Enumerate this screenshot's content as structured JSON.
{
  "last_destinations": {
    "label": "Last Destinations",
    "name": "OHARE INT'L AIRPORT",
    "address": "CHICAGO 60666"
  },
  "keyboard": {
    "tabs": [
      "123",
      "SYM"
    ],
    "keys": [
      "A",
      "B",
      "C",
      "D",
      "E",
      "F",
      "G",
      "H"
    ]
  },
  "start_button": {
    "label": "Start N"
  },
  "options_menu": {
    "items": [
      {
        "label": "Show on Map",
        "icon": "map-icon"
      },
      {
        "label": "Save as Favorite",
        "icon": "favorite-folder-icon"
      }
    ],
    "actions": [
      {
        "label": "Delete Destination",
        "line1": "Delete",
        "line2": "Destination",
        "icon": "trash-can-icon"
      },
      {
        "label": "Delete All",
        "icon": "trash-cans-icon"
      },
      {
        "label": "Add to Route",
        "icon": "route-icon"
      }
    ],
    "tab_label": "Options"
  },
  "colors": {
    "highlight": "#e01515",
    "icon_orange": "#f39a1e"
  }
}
————————
**REQUIRED TASK:**
Your task is to pick out every line with the string "trash" and copy it.

**RESPONSE FOR THIS EXERCISE:**
        "icon": "trash-can-icon"
        "icon": "trash-cans-icon"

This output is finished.